* start Given data *

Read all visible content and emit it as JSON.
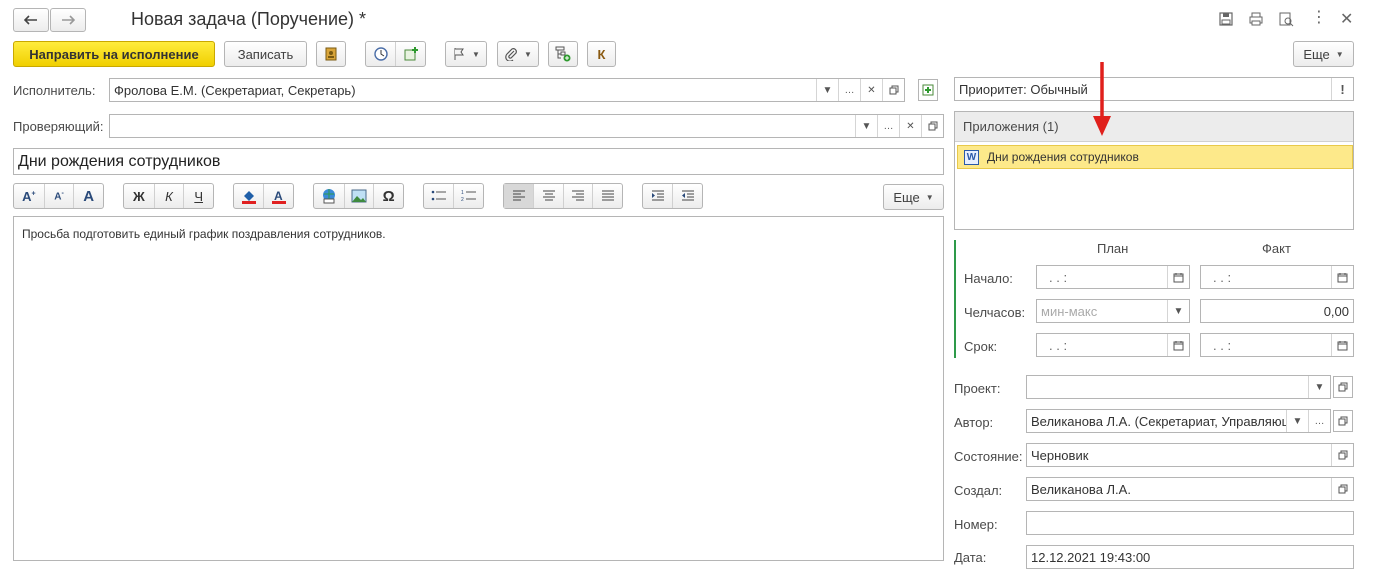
{
  "window": {
    "title": "Новая задача (Поручение) *"
  },
  "toolbar": {
    "submit_label": "Направить на исполнение",
    "save_label": "Записать",
    "more_label": "Еще",
    "k_label": "К"
  },
  "form": {
    "executor_label": "Исполнитель:",
    "executor_value": "Фролова Е.М. (Секретариат, Секретарь)",
    "reviewer_label": "Проверяющий:",
    "reviewer_value": "",
    "subject_value": "Дни рождения сотрудников",
    "body_text": "Просьба подготовить единый график поздравления сотрудников.",
    "editor_more_label": "Еще"
  },
  "editor_toolbar": {
    "bold": "Ж",
    "italic": "К",
    "underline": "Ч",
    "omega": "Ω"
  },
  "right": {
    "priority_value": "Приоритет: Обычный",
    "priority_marker": "!",
    "attachments_title": "Приложения (1)",
    "attachments": [
      {
        "name": "Дни рождения сотрудников",
        "badge": "W"
      }
    ],
    "schedule": {
      "plan_header": "План",
      "fact_header": "Факт",
      "start_label": "Начало:",
      "hours_label": "Челчасов:",
      "due_label": "Срок:",
      "date_mask": ".   .      :",
      "hours_placeholder": "мин-макс",
      "hours_fact": "0,00"
    },
    "project_label": "Проект:",
    "project_value": "",
    "author_label": "Автор:",
    "author_value": "Великанова Л.А. (Секретариат, Управляющ",
    "state_label": "Состояние:",
    "state_value": "Черновик",
    "created_label": "Создал:",
    "created_value": "Великанова Л.А.",
    "number_label": "Номер:",
    "number_value": "",
    "date_label": "Дата:",
    "date_value": "12.12.2021 19:43:00"
  },
  "colors": {
    "primary_button": "#f5d90a",
    "attachment_highlight": "#fde98a",
    "arrow": "#e0201c",
    "schedule_bar": "#2e9a4a"
  }
}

* end Given data *

• [Exercise instructions] List the lines of the material in which the word "Великанова" occurs.

• [Exercise answer]
    "author_value": "Великанова Л.А. (Секретариат, Управляющ",
    "created_value": "Великанова Л.А.",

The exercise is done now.